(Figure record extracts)
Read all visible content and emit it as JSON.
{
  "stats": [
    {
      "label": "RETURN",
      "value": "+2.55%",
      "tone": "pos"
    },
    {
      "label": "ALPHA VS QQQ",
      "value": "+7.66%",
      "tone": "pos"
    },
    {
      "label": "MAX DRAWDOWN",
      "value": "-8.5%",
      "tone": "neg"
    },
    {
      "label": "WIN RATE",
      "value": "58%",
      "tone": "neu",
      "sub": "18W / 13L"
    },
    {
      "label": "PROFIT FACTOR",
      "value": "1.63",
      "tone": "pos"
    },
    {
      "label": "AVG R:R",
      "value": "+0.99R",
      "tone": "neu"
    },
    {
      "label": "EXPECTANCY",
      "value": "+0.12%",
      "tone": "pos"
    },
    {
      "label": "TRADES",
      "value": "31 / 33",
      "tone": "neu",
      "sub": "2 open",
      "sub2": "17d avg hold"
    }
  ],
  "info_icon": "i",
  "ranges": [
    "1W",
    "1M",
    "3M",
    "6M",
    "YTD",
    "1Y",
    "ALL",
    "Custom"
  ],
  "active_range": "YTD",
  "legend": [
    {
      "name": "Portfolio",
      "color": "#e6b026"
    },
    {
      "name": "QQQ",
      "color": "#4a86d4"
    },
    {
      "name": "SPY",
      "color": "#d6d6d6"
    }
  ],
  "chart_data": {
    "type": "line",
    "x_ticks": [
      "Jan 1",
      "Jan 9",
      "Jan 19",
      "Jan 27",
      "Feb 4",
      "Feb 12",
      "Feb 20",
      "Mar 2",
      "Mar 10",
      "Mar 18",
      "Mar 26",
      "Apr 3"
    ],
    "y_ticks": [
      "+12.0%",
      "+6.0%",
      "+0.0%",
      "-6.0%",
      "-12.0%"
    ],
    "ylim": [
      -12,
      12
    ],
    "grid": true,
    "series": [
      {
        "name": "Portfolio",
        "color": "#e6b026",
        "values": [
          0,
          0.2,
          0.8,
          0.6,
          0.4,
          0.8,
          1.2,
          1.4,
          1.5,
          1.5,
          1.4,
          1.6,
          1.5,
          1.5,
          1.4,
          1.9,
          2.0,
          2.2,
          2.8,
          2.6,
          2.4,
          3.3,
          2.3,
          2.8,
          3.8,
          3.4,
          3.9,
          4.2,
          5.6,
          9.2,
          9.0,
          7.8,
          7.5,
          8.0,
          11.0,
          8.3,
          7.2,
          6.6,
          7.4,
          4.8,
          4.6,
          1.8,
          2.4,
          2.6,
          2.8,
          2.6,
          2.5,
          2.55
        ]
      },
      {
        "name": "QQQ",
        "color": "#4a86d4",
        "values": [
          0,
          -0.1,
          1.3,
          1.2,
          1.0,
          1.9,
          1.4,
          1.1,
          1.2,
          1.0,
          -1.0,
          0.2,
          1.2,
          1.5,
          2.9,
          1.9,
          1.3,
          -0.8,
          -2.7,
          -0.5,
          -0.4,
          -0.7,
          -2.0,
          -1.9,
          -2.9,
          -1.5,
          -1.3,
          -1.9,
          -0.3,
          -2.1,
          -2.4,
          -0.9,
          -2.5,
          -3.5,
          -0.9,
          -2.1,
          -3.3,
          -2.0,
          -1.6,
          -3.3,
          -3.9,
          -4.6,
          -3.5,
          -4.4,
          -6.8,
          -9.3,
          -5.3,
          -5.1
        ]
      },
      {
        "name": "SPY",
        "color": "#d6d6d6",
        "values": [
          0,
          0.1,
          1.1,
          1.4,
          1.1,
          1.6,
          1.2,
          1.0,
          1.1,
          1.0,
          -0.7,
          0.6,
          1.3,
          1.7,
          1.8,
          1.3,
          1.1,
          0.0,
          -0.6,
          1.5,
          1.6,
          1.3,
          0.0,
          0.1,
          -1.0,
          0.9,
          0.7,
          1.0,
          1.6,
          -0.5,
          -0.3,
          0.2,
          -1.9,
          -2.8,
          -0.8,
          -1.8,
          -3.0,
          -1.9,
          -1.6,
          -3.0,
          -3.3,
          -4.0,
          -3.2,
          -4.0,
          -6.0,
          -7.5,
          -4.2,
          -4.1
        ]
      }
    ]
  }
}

▶ _EXERCISE DETAILS_:
Copy the records above exactly as they appear.

▶ _EXPECTED OUTPUT_:
Read all visible content and emit it as JSON.
{
  "stats": [
    {
      "label": "RETURN",
      "value": "+2.55%",
      "tone": "pos"
    },
    {
      "label": "ALPHA VS QQQ",
      "value": "+7.66%",
      "tone": "pos"
    },
    {
      "label": "MAX DRAWDOWN",
      "value": "-8.5%",
      "tone": "neg"
    },
    {
      "label": "WIN RATE",
      "value": "58%",
      "tone": "neu",
      "sub": "18W / 13L"
    },
    {
      "label": "PROFIT FACTOR",
      "value": "1.63",
      "tone": "pos"
    },
    {
      "label": "AVG R:R",
      "value": "+0.99R",
      "tone": "neu"
    },
    {
      "label": "EXPECTANCY",
      "value": "+0.12%",
      "tone": "pos"
    },
    {
      "label": "TRADES",
      "value": "31 / 33",
      "tone": "neu",
      "sub": "2 open",
      "sub2": "17d avg hold"
    }
  ],
  "info_icon": "i",
  "ranges": [
    "1W",
    "1M",
    "3M",
    "6M",
    "YTD",
    "1Y",
    "ALL",
    "Custom"
  ],
  "active_range": "YTD",
  "legend": [
    {
      "name": "Portfolio",
      "color": "#e6b026"
    },
    {
      "name": "QQQ",
      "color": "#4a86d4"
    },
    {
      "name": "SPY",
      "color": "#d6d6d6"
    }
  ],
  "chart_data": {
    "type": "line",
    "x_ticks": [
      "Jan 1",
      "Jan 9",
      "Jan 19",
      "Jan 27",
      "Feb 4",
      "Feb 12",
      "Feb 20",
      "Mar 2",
      "Mar 10",
      "Mar 18",
      "Mar 26",
      "Apr 3"
    ],
    "y_ticks": [
      "+12.0%",
      "+6.0%",
      "+0.0%",
      "-6.0%",
      "-12.0%"
    ],
    "ylim": [
      -12,
      12
    ],
    "grid": true,
    "series": [
      {
        "name": "Portfolio",
        "color": "#e6b026",
        "values": [
          0,
          0.2,
          0.8,
          0.6,
          0.4,
          0.8,
          1.2,
          1.4,
          1.5,
          1.5,
          1.4,
          1.6,
          1.5,
          1.5,
          1.4,
          1.9,
          2.0,
          2.2,
          2.8,
          2.6,
          2.4,
          3.3,
          2.3,
          2.8,
          3.8,
          3.4,
          3.9,
          4.2,
          5.6,
          9.2,
          9.0,
          7.8,
          7.5,
          8.0,
          11.0,
          8.3,
          7.2,
          6.6,
          7.4,
          4.8,
          4.6,
          1.8,
          2.4,
          2.6,
          2.8,
          2.6,
          2.5,
          2.55
        ]
      },
      {
        "name": "QQQ",
        "color": "#4a86d4",
        "values": [
          0,
          -0.1,
          1.3,
          1.2,
          1.0,
          1.9,
          1.4,
          1.1,
          1.2,
          1.0,
          -1.0,
          0.2,
          1.2,
          1.5,
          2.9,
          1.9,
          1.3,
          -0.8,
          -2.7,
          -0.5,
          -0.4,
          -0.7,
          -2.0,
          -1.9,
          -2.9,
          -1.5,
          -1.3,
          -1.9,
          -0.3,
          -2.1,
          -2.4,
          -0.9,
          -2.5,
          -3.5,
          -0.9,
          -2.1,
          -3.3,
          -2.0,
          -1.6,
          -3.3,
          -3.9,
          -4.6,
          -3.5,
          -4.4,
          -6.8,
          -9.3,
          -5.3,
          -5.1
        ]
      },
      {
        "name": "SPY",
        "color": "#d6d6d6",
        "values": [
          0,
          0.1,
          1.1,
          1.4,
          1.1,
          1.6,
          1.2,
          1.0,
          1.1,
          1.0,
          -0.7,
          0.6,
          1.3,
          1.7,
          1.8,
          1.3,
          1.1,
          0.0,
          -0.6,
          1.5,
          1.6,
          1.3,
          0.0,
          0.1,
          -1.0,
          0.9,
          0.7,
          1.0,
          1.6,
          -0.5,
          -0.3,
          0.2,
          -1.9,
          -2.8,
          -0.8,
          -1.8,
          -3.0,
          -1.9,
          -1.6,
          -3.0,
          -3.3,
          -4.0,
          -3.2,
          -4.0,
          -6.0,
          -7.5,
          -4.2,
          -4.1
        ]
      }
    ]
  }
}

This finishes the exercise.